§ Task goal: Each entry below should be returned exactly as is, with the pictures removed.

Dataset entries
------------
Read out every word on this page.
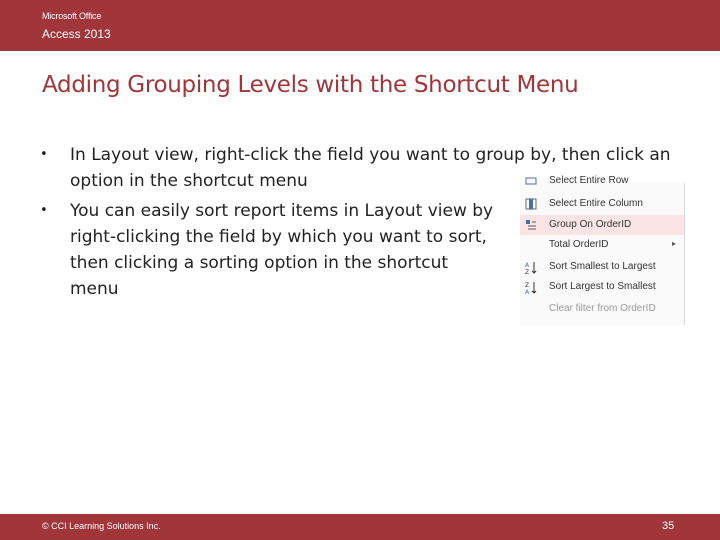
Microsoft Office
Access 2013
Adding Grouping Levels with the Shortcut Menu
• In Layout view, right-click the field you want to group by, then click an option in the shortcut menu
• You can easily sort report items in Layout view by right-clicking the field by which you want to sort, then clicking a sorting option in the shortcut menu
Select Entire Row
Select Entire Column
Group On OrderID
Total OrderID	▸
A
Z
Sort Smallest to Largest
Z
A
Sort Largest to Smallest
Clear filter from OrderID
© CCI Learning Solutions Inc.	35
------------
§ Correct response:
Read out every word on this page.
Microsoft Office
Access 2013
Adding Grouping Levels with the Shortcut Menu
• In Layout view, right-click the field you want to group by, then click an option in the shortcut menu
• You can easily sort report items in Layout view by right-clicking the field by which you want to sort, then clicking a sorting option in the shortcut menu
Select Entire Row
Select Entire Column
Group On OrderID
Total OrderID	▸
A
Z
Sort Smallest to Largest
Z
A
Sort Largest to Smallest
Clear filter from OrderID
© CCI Learning Solutions Inc.	35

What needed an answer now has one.